Work to complete:
Search the records below for the word "true" and show every line where it occurs.
########################################
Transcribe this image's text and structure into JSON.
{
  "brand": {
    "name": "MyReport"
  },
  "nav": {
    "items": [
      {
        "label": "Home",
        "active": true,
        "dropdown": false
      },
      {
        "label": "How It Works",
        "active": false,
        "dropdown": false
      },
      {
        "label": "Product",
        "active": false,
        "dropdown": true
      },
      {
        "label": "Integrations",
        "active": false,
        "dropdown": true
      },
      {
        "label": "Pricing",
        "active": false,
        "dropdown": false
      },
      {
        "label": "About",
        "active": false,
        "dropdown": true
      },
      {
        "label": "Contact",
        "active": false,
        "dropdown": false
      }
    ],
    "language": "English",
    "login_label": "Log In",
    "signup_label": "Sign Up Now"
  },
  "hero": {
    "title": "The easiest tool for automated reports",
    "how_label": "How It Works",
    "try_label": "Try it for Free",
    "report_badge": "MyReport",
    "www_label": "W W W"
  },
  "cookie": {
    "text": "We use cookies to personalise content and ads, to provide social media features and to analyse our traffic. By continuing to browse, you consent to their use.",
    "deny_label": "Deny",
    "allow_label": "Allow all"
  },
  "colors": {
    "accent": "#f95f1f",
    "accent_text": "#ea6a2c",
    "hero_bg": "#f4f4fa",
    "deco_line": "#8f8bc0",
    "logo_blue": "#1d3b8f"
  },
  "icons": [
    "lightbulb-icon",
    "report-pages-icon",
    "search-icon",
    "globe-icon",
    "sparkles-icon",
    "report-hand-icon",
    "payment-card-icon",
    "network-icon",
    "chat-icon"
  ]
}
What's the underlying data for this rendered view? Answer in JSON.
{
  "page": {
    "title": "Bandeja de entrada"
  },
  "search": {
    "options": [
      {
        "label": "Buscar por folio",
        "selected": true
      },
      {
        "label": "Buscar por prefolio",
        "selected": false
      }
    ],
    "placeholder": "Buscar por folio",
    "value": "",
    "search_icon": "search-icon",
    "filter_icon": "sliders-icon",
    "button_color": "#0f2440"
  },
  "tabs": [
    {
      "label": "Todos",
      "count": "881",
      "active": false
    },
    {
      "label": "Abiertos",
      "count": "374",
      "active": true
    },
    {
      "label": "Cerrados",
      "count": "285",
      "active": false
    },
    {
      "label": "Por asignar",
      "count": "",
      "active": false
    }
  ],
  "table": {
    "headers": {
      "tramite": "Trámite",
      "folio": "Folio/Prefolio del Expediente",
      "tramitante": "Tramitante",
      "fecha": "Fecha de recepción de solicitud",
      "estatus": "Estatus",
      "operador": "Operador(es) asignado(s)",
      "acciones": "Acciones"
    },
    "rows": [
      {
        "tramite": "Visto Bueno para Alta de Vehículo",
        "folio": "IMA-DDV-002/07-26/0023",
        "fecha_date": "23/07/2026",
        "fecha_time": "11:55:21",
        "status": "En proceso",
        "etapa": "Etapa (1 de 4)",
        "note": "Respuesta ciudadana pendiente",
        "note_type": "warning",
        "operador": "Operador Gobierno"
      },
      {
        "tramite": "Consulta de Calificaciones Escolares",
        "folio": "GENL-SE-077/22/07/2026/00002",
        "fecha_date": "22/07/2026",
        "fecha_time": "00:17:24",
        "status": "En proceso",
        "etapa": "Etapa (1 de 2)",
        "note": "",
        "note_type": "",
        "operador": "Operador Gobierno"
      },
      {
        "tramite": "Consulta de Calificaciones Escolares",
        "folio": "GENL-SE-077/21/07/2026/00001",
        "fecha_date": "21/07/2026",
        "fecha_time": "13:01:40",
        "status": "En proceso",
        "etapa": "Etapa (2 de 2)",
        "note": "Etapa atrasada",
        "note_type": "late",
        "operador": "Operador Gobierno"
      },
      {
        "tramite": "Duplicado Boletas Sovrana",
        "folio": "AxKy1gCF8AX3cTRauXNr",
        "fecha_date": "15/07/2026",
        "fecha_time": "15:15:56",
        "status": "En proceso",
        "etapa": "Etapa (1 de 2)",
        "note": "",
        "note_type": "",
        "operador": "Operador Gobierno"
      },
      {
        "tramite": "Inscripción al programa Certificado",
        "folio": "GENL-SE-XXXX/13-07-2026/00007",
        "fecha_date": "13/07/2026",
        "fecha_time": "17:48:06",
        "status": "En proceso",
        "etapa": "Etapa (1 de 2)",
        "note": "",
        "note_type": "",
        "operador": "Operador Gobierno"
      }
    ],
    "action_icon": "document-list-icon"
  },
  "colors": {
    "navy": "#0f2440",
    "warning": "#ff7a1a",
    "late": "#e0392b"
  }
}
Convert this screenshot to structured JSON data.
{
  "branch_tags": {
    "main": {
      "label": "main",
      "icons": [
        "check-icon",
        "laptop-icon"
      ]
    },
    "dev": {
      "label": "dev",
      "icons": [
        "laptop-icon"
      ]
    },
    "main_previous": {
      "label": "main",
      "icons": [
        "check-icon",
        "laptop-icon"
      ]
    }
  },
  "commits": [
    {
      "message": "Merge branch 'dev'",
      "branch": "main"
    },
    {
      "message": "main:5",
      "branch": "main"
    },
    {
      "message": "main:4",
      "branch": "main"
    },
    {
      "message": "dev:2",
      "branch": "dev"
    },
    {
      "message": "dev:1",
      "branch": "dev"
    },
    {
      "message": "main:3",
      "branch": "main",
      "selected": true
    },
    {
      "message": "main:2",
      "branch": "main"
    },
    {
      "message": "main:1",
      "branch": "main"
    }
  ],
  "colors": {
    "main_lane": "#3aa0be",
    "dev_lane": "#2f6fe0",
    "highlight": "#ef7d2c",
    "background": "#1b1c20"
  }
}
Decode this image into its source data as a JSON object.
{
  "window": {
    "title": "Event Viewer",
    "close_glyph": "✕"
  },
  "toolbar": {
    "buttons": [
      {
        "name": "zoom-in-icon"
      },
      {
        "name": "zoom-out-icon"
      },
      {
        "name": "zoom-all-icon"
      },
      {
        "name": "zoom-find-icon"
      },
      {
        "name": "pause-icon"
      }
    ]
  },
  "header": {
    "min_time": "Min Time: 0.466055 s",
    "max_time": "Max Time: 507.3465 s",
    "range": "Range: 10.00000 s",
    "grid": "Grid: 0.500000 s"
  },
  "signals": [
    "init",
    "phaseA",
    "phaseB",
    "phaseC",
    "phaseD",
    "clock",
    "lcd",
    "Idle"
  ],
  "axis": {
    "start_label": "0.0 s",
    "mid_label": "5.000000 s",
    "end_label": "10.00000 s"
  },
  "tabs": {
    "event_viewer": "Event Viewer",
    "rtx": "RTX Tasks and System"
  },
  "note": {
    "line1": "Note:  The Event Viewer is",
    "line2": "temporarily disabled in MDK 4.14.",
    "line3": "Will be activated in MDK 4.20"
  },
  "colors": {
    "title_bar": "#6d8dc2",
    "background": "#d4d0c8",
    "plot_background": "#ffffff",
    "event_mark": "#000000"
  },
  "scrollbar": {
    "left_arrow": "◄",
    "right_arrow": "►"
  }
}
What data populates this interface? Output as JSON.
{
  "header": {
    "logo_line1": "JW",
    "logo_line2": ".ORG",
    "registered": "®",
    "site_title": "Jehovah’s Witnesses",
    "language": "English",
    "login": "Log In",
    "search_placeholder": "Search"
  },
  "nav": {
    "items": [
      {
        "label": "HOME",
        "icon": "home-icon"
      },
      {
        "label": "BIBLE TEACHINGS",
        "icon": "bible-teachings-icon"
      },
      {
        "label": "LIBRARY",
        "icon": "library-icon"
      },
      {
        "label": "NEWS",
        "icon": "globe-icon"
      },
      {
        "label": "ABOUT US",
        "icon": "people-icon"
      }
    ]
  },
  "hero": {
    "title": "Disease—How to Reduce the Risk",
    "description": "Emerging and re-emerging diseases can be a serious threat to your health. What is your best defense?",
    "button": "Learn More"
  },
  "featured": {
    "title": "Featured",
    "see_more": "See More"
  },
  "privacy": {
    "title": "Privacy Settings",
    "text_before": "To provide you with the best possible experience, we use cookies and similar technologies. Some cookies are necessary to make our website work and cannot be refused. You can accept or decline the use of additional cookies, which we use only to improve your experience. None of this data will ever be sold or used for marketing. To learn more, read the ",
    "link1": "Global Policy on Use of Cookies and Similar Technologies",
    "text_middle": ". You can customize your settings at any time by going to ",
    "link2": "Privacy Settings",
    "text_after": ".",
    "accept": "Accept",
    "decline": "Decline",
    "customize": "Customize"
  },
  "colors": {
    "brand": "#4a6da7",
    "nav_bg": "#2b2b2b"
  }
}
########################################
Full answer:
        "active": true,
        "dropdown": true
        "dropdown": true
        "dropdown": true
        "selected": true
      "active": true
      "selected": true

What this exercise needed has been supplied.